(Stored dataset items)
■ ■ ■ ■ ■ ■ ■

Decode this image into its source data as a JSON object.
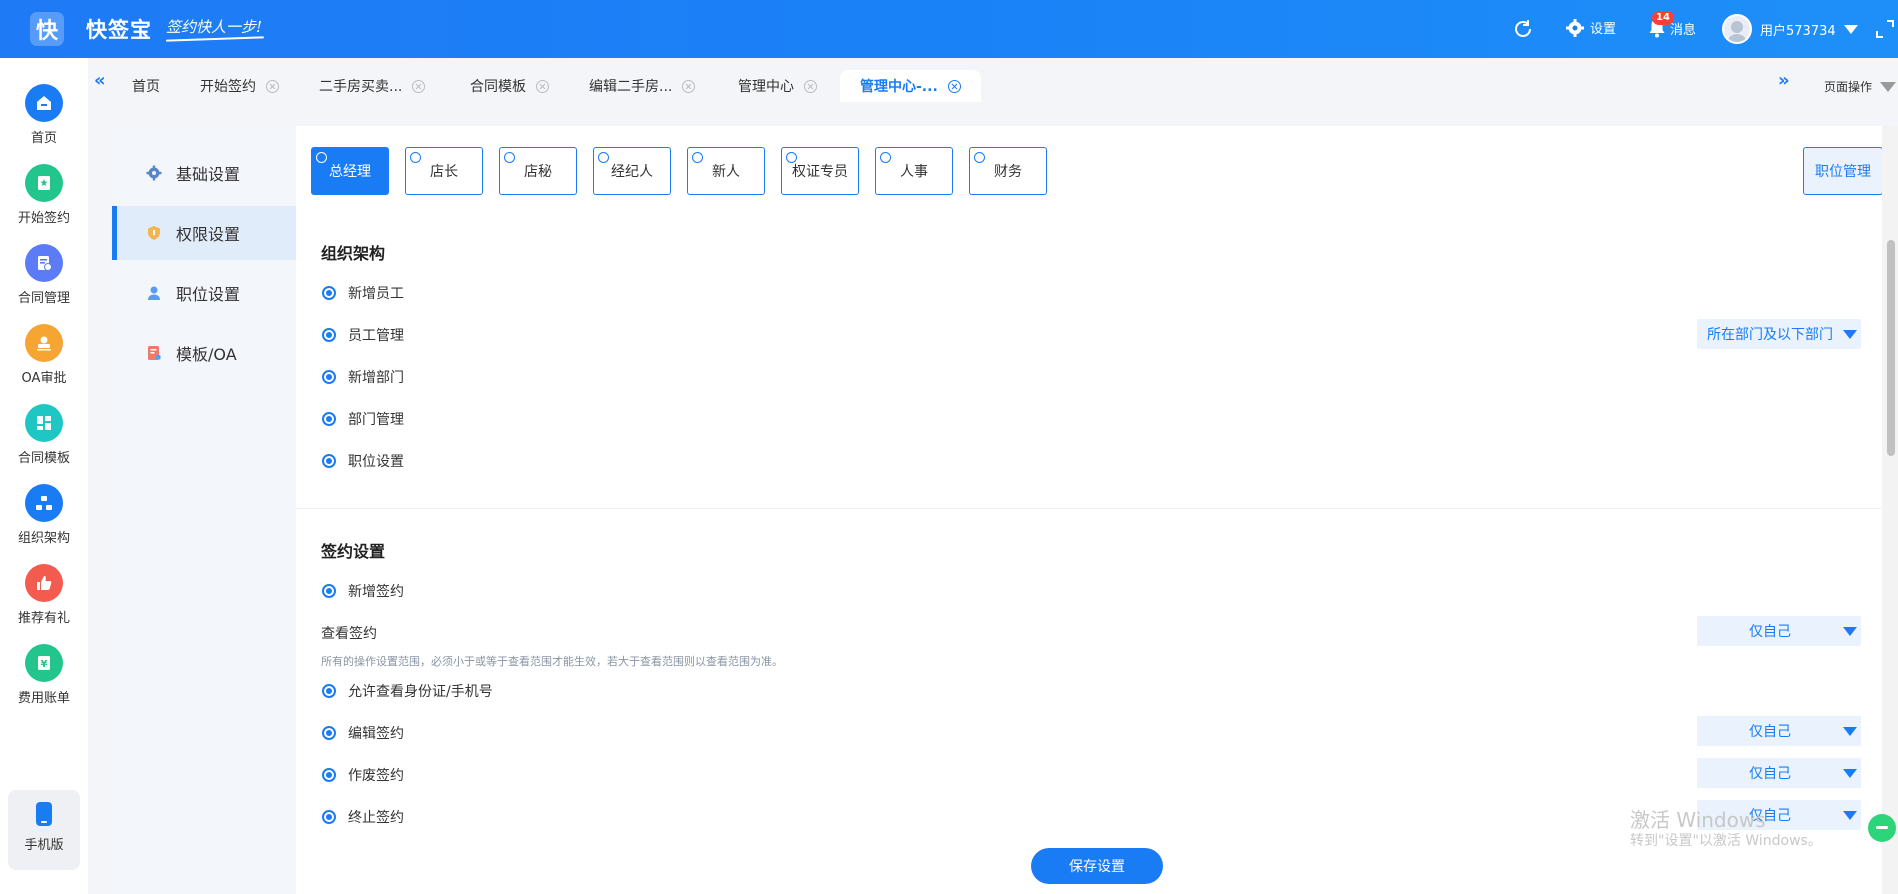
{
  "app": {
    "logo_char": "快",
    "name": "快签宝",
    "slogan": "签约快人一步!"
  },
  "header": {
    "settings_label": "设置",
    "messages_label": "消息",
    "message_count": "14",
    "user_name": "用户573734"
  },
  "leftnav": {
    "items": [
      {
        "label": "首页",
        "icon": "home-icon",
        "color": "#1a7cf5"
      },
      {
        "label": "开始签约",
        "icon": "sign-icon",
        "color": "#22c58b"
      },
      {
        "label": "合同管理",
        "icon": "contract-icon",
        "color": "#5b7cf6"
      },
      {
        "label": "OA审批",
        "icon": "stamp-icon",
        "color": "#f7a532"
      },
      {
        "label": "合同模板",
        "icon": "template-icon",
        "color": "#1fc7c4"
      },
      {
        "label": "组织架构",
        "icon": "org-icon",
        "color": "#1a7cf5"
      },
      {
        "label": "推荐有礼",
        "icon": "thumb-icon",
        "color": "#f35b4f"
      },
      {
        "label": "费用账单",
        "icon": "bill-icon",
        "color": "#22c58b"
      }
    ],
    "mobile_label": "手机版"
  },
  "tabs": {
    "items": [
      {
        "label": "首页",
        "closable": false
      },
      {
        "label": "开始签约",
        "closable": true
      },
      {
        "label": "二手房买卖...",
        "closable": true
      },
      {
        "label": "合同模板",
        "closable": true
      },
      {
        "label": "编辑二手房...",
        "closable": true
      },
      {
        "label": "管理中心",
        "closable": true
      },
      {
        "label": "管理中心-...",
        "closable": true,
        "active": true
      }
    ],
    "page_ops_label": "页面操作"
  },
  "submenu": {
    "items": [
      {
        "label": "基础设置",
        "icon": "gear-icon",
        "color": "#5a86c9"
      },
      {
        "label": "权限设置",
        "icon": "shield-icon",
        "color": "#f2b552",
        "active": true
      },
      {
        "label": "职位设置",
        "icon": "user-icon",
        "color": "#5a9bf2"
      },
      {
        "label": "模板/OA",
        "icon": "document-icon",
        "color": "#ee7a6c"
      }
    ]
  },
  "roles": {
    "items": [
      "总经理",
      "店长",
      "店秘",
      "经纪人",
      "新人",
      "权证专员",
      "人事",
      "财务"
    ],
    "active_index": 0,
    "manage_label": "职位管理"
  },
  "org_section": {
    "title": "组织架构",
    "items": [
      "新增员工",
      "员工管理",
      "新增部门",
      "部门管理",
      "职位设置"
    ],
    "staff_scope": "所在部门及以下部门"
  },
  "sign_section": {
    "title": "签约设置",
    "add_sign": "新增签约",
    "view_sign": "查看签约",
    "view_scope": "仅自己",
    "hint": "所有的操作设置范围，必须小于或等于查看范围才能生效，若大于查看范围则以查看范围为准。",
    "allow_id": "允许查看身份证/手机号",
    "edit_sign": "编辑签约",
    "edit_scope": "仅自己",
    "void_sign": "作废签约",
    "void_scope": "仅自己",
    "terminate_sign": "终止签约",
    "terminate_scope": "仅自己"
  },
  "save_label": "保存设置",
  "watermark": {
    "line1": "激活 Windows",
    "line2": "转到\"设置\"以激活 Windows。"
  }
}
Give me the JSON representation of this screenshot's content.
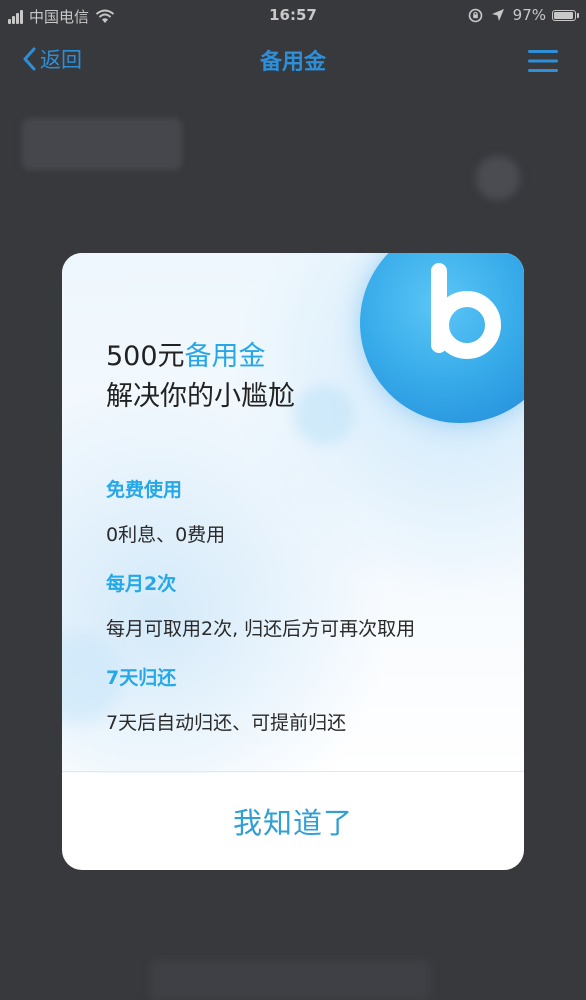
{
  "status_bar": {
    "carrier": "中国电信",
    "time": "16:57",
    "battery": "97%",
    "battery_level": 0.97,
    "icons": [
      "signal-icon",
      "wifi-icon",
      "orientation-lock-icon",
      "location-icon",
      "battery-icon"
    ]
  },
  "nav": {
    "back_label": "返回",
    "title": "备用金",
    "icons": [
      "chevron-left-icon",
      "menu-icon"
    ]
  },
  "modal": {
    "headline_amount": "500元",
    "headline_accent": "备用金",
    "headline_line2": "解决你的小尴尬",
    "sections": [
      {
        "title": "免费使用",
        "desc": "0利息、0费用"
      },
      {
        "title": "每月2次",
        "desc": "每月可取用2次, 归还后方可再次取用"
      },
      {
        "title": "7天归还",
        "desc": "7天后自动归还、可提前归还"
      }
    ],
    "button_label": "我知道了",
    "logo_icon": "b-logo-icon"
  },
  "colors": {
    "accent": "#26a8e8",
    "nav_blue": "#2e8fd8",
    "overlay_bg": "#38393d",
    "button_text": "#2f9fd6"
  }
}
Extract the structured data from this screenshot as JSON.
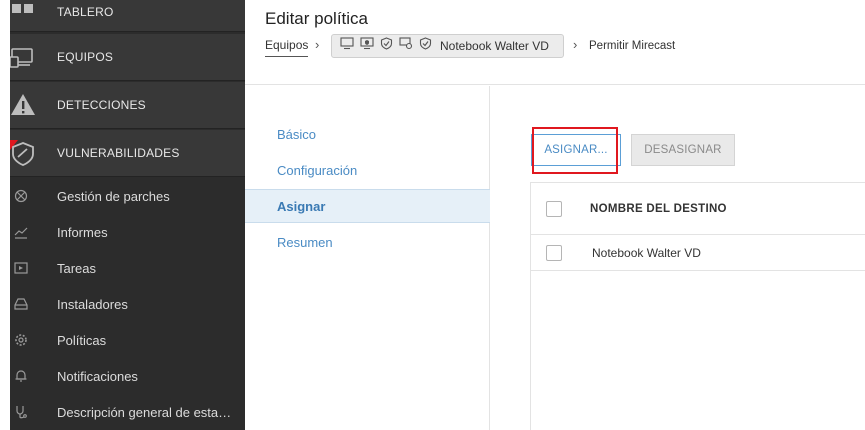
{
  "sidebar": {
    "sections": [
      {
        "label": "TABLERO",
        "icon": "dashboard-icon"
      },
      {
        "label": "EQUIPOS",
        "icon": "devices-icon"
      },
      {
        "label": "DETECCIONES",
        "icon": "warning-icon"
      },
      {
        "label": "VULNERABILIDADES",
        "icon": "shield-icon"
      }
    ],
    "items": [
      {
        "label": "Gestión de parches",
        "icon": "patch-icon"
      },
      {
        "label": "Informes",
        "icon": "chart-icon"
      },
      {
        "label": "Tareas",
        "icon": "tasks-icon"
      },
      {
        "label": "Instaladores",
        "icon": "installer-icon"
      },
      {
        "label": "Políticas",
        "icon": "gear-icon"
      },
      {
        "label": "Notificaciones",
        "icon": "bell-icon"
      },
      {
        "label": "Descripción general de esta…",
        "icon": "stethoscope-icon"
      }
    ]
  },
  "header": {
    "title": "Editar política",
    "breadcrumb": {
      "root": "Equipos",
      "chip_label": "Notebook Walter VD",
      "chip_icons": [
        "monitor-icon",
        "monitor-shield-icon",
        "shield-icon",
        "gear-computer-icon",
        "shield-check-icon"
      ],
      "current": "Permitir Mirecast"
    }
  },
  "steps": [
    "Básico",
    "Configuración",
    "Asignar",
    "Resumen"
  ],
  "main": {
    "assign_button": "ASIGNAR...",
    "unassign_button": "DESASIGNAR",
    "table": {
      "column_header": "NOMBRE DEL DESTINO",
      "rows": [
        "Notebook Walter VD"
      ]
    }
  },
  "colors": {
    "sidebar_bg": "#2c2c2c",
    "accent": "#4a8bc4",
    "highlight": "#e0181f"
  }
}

■ ■ ■ ■ ■ ■ ■

Reproduce every record above exactly, but leave out the pictures.

## Full answer
Decode this image into its source data as a JSON object.
{
  "app": {
    "logo_char": "快",
    "name": "快签宝",
    "slogan": "签约快人一步!"
  },
  "header": {
    "settings_label": "设置",
    "messages_label": "消息",
    "message_count": "14",
    "user_name": "用户573734"
  },
  "leftnav": {
    "items": [
      {
        "label": "首页",
        "icon": "home-icon",
        "color": "#1a7cf5"
      },
      {
        "label": "开始签约",
        "icon": "sign-icon",
        "color": "#22c58b"
      },
      {
        "label": "合同管理",
        "icon": "contract-icon",
        "color": "#5b7cf6"
      },
      {
        "label": "OA审批",
        "icon": "stamp-icon",
        "color": "#f7a532"
      },
      {
        "label": "合同模板",
        "icon": "template-icon",
        "color": "#1fc7c4"
      },
      {
        "label": "组织架构",
        "icon": "org-icon",
        "color": "#1a7cf5"
      },
      {
        "label": "推荐有礼",
        "icon": "thumb-icon",
        "color": "#f35b4f"
      },
      {
        "label": "费用账单",
        "icon": "bill-icon",
        "color": "#22c58b"
      }
    ],
    "mobile_label": "手机版"
  },
  "tabs": {
    "items": [
      {
        "label": "首页",
        "closable": false
      },
      {
        "label": "开始签约",
        "closable": true
      },
      {
        "label": "二手房买卖...",
        "closable": true
      },
      {
        "label": "合同模板",
        "closable": true
      },
      {
        "label": "编辑二手房...",
        "closable": true
      },
      {
        "label": "管理中心",
        "closable": true
      },
      {
        "label": "管理中心-...",
        "closable": true,
        "active": true
      }
    ],
    "page_ops_label": "页面操作"
  },
  "submenu": {
    "items": [
      {
        "label": "基础设置",
        "icon": "gear-icon",
        "color": "#5a86c9"
      },
      {
        "label": "权限设置",
        "icon": "shield-icon",
        "color": "#f2b552",
        "active": true
      },
      {
        "label": "职位设置",
        "icon": "user-icon",
        "color": "#5a9bf2"
      },
      {
        "label": "模板/OA",
        "icon": "document-icon",
        "color": "#ee7a6c"
      }
    ]
  },
  "roles": {
    "items": [
      "总经理",
      "店长",
      "店秘",
      "经纪人",
      "新人",
      "权证专员",
      "人事",
      "财务"
    ],
    "active_index": 0,
    "manage_label": "职位管理"
  },
  "org_section": {
    "title": "组织架构",
    "items": [
      "新增员工",
      "员工管理",
      "新增部门",
      "部门管理",
      "职位设置"
    ],
    "staff_scope": "所在部门及以下部门"
  },
  "sign_section": {
    "title": "签约设置",
    "add_sign": "新增签约",
    "view_sign": "查看签约",
    "view_scope": "仅自己",
    "hint": "所有的操作设置范围，必须小于或等于查看范围才能生效，若大于查看范围则以查看范围为准。",
    "allow_id": "允许查看身份证/手机号",
    "edit_sign": "编辑签约",
    "edit_scope": "仅自己",
    "void_sign": "作废签约",
    "void_scope": "仅自己",
    "terminate_sign": "终止签约",
    "terminate_scope": "仅自己"
  },
  "save_label": "保存设置",
  "watermark": {
    "line1": "激活 Windows",
    "line2": "转到\"设置\"以激活 Windows。"
  }
}
Give me the JSON representation of this screenshot's content.
{
  "status_bar": {
    "carrier": "中国电信",
    "time": "16:57",
    "battery": "97%",
    "battery_level": 0.97,
    "icons": [
      "signal-icon",
      "wifi-icon",
      "orientation-lock-icon",
      "location-icon",
      "battery-icon"
    ]
  },
  "nav": {
    "back_label": "返回",
    "title": "备用金",
    "icons": [
      "chevron-left-icon",
      "menu-icon"
    ]
  },
  "modal": {
    "headline_amount": "500元",
    "headline_accent": "备用金",
    "headline_line2": "解决你的小尴尬",
    "sections": [
      {
        "title": "免费使用",
        "desc": "0利息、0费用"
      },
      {
        "title": "每月2次",
        "desc": "每月可取用2次, 归还后方可再次取用"
      },
      {
        "title": "7天归还",
        "desc": "7天后自动归还、可提前归还"
      }
    ],
    "button_label": "我知道了",
    "logo_icon": "b-logo-icon"
  },
  "colors": {
    "accent": "#26a8e8",
    "nav_blue": "#2e8fd8",
    "overlay_bg": "#38393d",
    "button_text": "#2f9fd6"
  }
}
Extract the structured data from this screenshot as JSON.
{
  "sidebar": {
    "sections": [
      {
        "label": "TABLERO",
        "icon": "dashboard-icon"
      },
      {
        "label": "EQUIPOS",
        "icon": "devices-icon"
      },
      {
        "label": "DETECCIONES",
        "icon": "warning-icon"
      },
      {
        "label": "VULNERABILIDADES",
        "icon": "shield-icon"
      }
    ],
    "items": [
      {
        "label": "Gestión de parches",
        "icon": "patch-icon"
      },
      {
        "label": "Informes",
        "icon": "chart-icon"
      },
      {
        "label": "Tareas",
        "icon": "tasks-icon"
      },
      {
        "label": "Instaladores",
        "icon": "installer-icon"
      },
      {
        "label": "Políticas",
        "icon": "gear-icon"
      },
      {
        "label": "Notificaciones",
        "icon": "bell-icon"
      },
      {
        "label": "Descripción general de esta…",
        "icon": "stethoscope-icon"
      }
    ]
  },
  "header": {
    "title": "Editar política",
    "breadcrumb": {
      "root": "Equipos",
      "chip_label": "Notebook Walter VD",
      "chip_icons": [
        "monitor-icon",
        "monitor-shield-icon",
        "shield-icon",
        "gear-computer-icon",
        "shield-check-icon"
      ],
      "current": "Permitir Mirecast"
    }
  },
  "steps": [
    "Básico",
    "Configuración",
    "Asignar",
    "Resumen"
  ],
  "main": {
    "assign_button": "ASIGNAR...",
    "unassign_button": "DESASIGNAR",
    "table": {
      "column_header": "NOMBRE DEL DESTINO",
      "rows": [
        "Notebook Walter VD"
      ]
    }
  },
  "colors": {
    "sidebar_bg": "#2c2c2c",
    "accent": "#4a8bc4",
    "highlight": "#e0181f"
  }
}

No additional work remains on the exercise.